Textausschnitt:
15 Dez Design Forschung – ein Exot in Wissenschaft und Wirtschaft

von Prof. Dr. Brigitte Wolf

Designforschung ist angewandte Forschung. Sie hat das Ziel mit wissenschaftlichen Methoden verwertbare Daten für die Wirtschaft bereitzustellen.

Diese helfen den Unternehmen Entscheidungen zu treffen, die ihre Position auf den globalen Märkten verbessern. Verschiedene Studien haben gezeigt, dass Design einen entscheidenden Beitrag zum Unternehmenserfolg leistet. Bei Investitionen in Designaktivitäten geht es wie überall in der Wirtschaft um das Verhältnis von Kosten und Nutzen. Dafür benötigen die Entscheidungsträger verlässliche Daten und zwar auf allen Ebenen des Managements: Der normativen, der strategischen und der operativen Ebene.

Bedeutung von Designforschung

Die unter dem Begriff Kreativwirtschaft zusammengefassten Unternehmensbereiche gehören mittlerweile zu den wichtigsten Industriezweigen. Dennoch ist Forschung in diesem Bereich kaum vertreten. Designforschung hat weder eine Tradition noch eine Lobby und leidet demzufolge unter chronischem Geldmangel. Forschungsgelder fließen gern nach dem Prinzip, wo schon viel ist, kommt noch mehr hin. Das heißt, öffentliche Gelder für Designforschung fließen – wenn überhaupt – nur in homöopathischen Dosen, wohingegen große Unternehmen durchaus in Designforschung investieren. Ergebnisse sind jedoch nur für den internen Gebrauch bestimmt.

[Annotationen der Layoutelemente]

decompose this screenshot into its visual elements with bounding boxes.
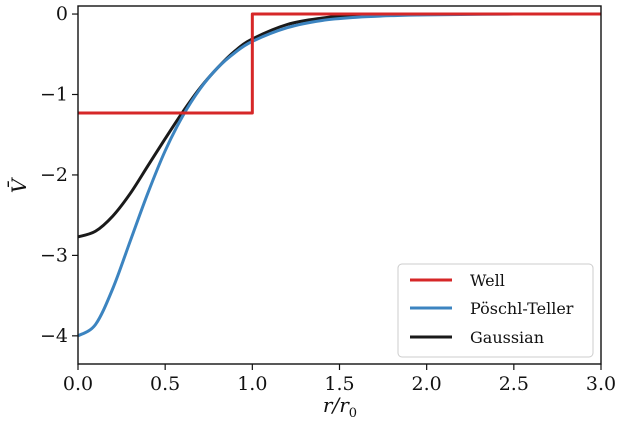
legend-label-well: Well [470, 271, 505, 290]
y-tick-label: −2 [40, 164, 68, 186]
legend-label-poschl-teller: Pöschl-Teller [470, 299, 574, 318]
x-tick-label: 0.0 [63, 373, 93, 395]
x-tick-label: 3.0 [586, 373, 616, 395]
legend-label-gaussian: Gaussian [470, 328, 544, 347]
series-line-gaussian [77, 12, 601, 239]
y-tick-label: 0 [56, 3, 68, 25]
y-tick-label: −3 [40, 244, 68, 266]
legend-box [397, 263, 594, 358]
x-tick-label: 2.5 [499, 373, 529, 395]
x-axis-label: r/r0 [323, 393, 357, 421]
legend: Well Pöschl-Teller Gaussian [397, 263, 594, 358]
ticks-layer: 0.0 0.5 1.0 1.5 2.0 2.5 3.0 0 −1 −2 −3 −4 [40, 3, 616, 395]
x-tick-label: 2.0 [412, 373, 442, 395]
y-axis-label: V̄ [6, 176, 31, 193]
series-layer [77, 12, 602, 338]
series-line-well [78, 12, 601, 115]
x-tick-label: 0.5 [150, 373, 180, 395]
x-tick-label: 1.0 [237, 373, 267, 395]
y-tick-label: −1 [40, 83, 68, 105]
x-tick-label: 1.5 [324, 373, 354, 395]
y-tick-label: −4 [40, 325, 68, 347]
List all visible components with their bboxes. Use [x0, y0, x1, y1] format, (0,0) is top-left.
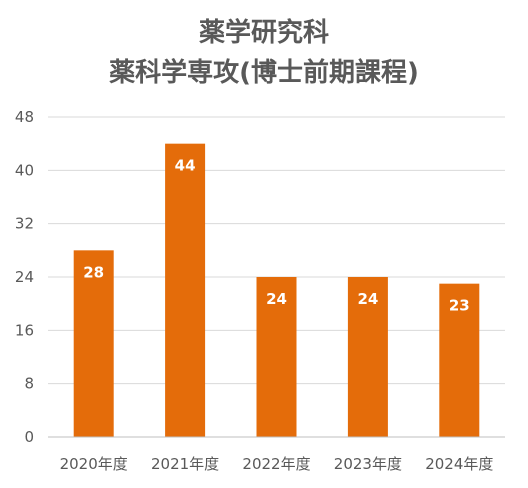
data-label: 24: [266, 290, 287, 308]
bar-2024年度: [439, 283, 480, 437]
data-labels: 28 44 24 24 23: [83, 157, 469, 315]
y-axis-tick-labels: 0 8 16 24 32 40 48: [15, 108, 34, 446]
data-label: 23: [449, 297, 470, 315]
bar-2023年度: [347, 277, 388, 437]
data-label: 28: [83, 263, 104, 281]
bars: [73, 143, 480, 437]
y-tick-label: 0: [24, 428, 34, 446]
y-tick-label: 8: [24, 375, 34, 393]
x-tick-label: 2023年度: [334, 455, 402, 473]
x-axis-tick-labels: 2020年度 2021年度 2022年度 2023年度 2024年度: [60, 455, 494, 473]
data-label: 24: [357, 290, 378, 308]
bar-2021年度: [165, 143, 206, 437]
x-tick-label: 2022年度: [242, 455, 310, 473]
y-tick-label: 40: [15, 161, 34, 179]
chart-title-line-1: 薬学研究科: [198, 18, 329, 48]
y-tick-label: 16: [15, 321, 34, 339]
y-tick-label: 32: [15, 215, 34, 233]
data-label: 44: [175, 157, 196, 175]
bar-2022年度: [256, 277, 297, 437]
bar-2020年度: [73, 250, 114, 437]
x-tick-label: 2020年度: [60, 455, 128, 473]
x-tick-label: 2024年度: [425, 455, 493, 473]
y-tick-label: 24: [15, 268, 34, 286]
y-tick-label: 48: [15, 108, 34, 126]
chart-title-line-2: 薬科学専攻(博士前期課程): [109, 58, 419, 88]
x-tick-label: 2021年度: [151, 455, 219, 473]
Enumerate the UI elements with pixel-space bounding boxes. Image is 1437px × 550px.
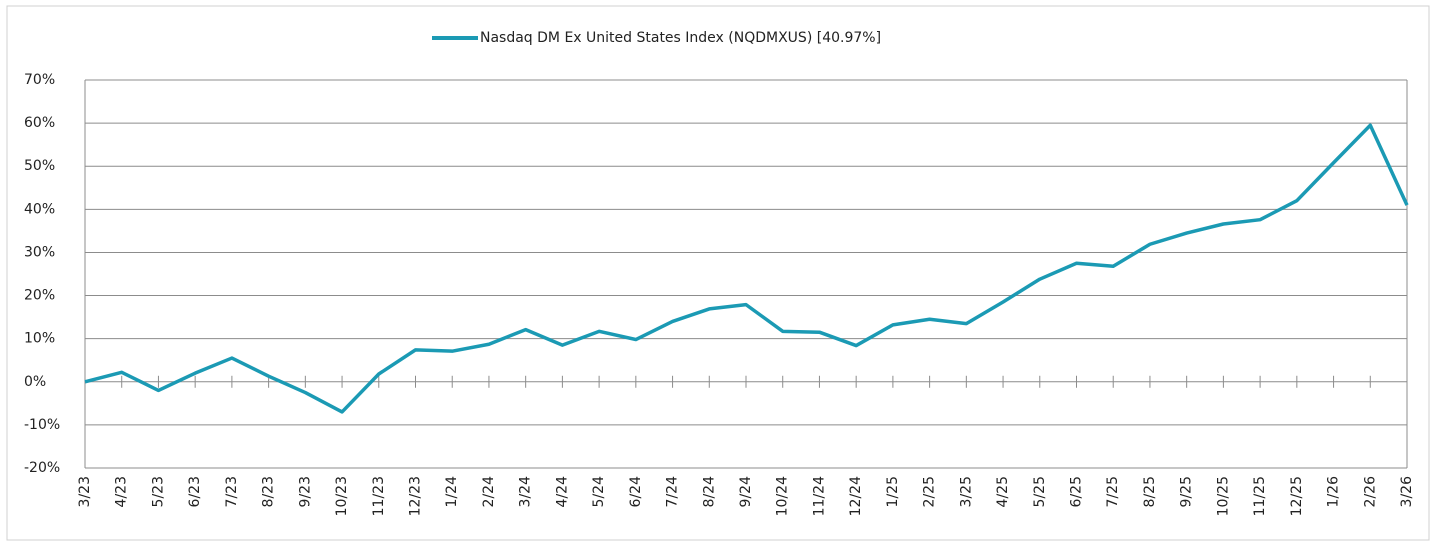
y-tick-label: 0% bbox=[24, 374, 46, 390]
y-tick-label: 70% bbox=[24, 72, 55, 88]
x-tick-label: 7/24 bbox=[665, 476, 681, 508]
x-tick-label: 2/26 bbox=[1362, 476, 1378, 508]
x-tick-label: 1/24 bbox=[444, 476, 460, 508]
x-tick-label: 2/24 bbox=[481, 476, 497, 508]
x-tick-label: 10/23 bbox=[334, 476, 350, 516]
x-tick-label: 3/24 bbox=[518, 476, 534, 508]
x-tick-label: 3/23 bbox=[77, 476, 93, 507]
x-tick-label: 2/25 bbox=[922, 476, 938, 507]
x-tick-label: 7/25 bbox=[1105, 476, 1121, 507]
y-tick-label: 60% bbox=[24, 115, 55, 131]
x-tick-label: 3/25 bbox=[958, 476, 974, 507]
x-tick-label: 6/23 bbox=[187, 476, 203, 507]
y-tick-label: 40% bbox=[24, 201, 55, 217]
y-tick-label: 30% bbox=[24, 244, 55, 260]
x-tick-label: 11/23 bbox=[371, 476, 387, 516]
legend-label: Nasdaq DM Ex United States Index (NQDMXU… bbox=[480, 30, 881, 46]
line bbox=[84, 123, 1409, 414]
x-tick-label: 5/23 bbox=[150, 476, 166, 507]
x-tick-label: 3/26 bbox=[1399, 476, 1415, 508]
x-tick-label: 12/24 bbox=[848, 476, 864, 516]
x-tick-label: 6/25 bbox=[1069, 476, 1085, 507]
x-tick-label: 7/23 bbox=[224, 476, 240, 507]
x-tick-label: 12/25 bbox=[1289, 476, 1305, 516]
x-tick-label: 4/24 bbox=[554, 476, 570, 508]
frame bbox=[6, 5, 1430, 541]
x-tick-label: 8/24 bbox=[701, 476, 717, 508]
y-tick-label: 50% bbox=[24, 158, 55, 174]
x-tick-label: 11/24 bbox=[811, 476, 827, 516]
x-tick-label: 9/23 bbox=[297, 476, 313, 507]
y-tick-label: -10% bbox=[24, 417, 60, 433]
x-tick-label: 9/25 bbox=[1179, 476, 1195, 507]
x-tick-label: 9/24 bbox=[738, 476, 754, 508]
y-tick-label: -20% bbox=[24, 460, 60, 476]
x-tick-label: 6/24 bbox=[628, 476, 644, 508]
x-tick-label: 4/25 bbox=[995, 476, 1011, 507]
x-tick-label: 8/23 bbox=[261, 476, 277, 507]
x-tick-label: 5/25 bbox=[1032, 476, 1048, 507]
x-tick-label: 5/24 bbox=[591, 476, 607, 508]
x-tick-label: 1/25 bbox=[885, 476, 901, 507]
x-tick-label: 12/23 bbox=[408, 476, 424, 516]
x-tick-label: 11/25 bbox=[1252, 476, 1268, 516]
x-tick-label: 10/24 bbox=[775, 476, 791, 516]
x-tick-label: 1/26 bbox=[1326, 476, 1342, 508]
x-tick-label: 8/25 bbox=[1142, 476, 1158, 507]
x-tick-label: 10/25 bbox=[1215, 476, 1231, 516]
y-tick-label: 10% bbox=[24, 331, 55, 347]
x-tick-label: 4/23 bbox=[114, 476, 130, 507]
y-tick-label: 20% bbox=[24, 288, 55, 304]
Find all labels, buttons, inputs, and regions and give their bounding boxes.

Aufgabendetails:
Setzen Sie den Text über Designforschung im Anschluss an seinen letzten Satz fort. Für die Bearbeitung werden die Daten nicht benötigt.

Das Ergebnis:
In den vergangenen Jahren sind eine ganze Reihe von Studien erschienen, die belegen, dass „Design-Unternehmen“ erfolgreicher sind als diejenigen, die sich für Design nur wenig oder gar nicht interessieren. Das scheint Grund genug, die Hintergründe und die Erfolgsfaktoren zu erforschen. Die Schwierigkeit besteht dabei vor allem in der Messbarkeit von Design. Hierin liegt die große Herausforderung für die Zukunft und es bedarf noch vieler Forschungsaktivitäten. Um diese voranzubringen, ist es wichtig den Diskurs unter den Forschern zu fördern.

Der Status quo der angewandten Designforschung lässt sich in drei Kategorien unterteilen und den Managementebenen zuordnen:

> Forschung über Design steht in Beziehung zu der normativen Managementebene, die die Werte und die Ziele eines Unternehmens definiert.

> Forschung für Design ist relevant für die strategische Managementebene, die Aktivitäten und Maßnahmen zur Erreichung der Ziele plant.

> Forschung im Design liefert Informationen und consumer insights, die für die operative Ebene von Bedeutung sind, die sich wiederum mit der Umsetzung befasst.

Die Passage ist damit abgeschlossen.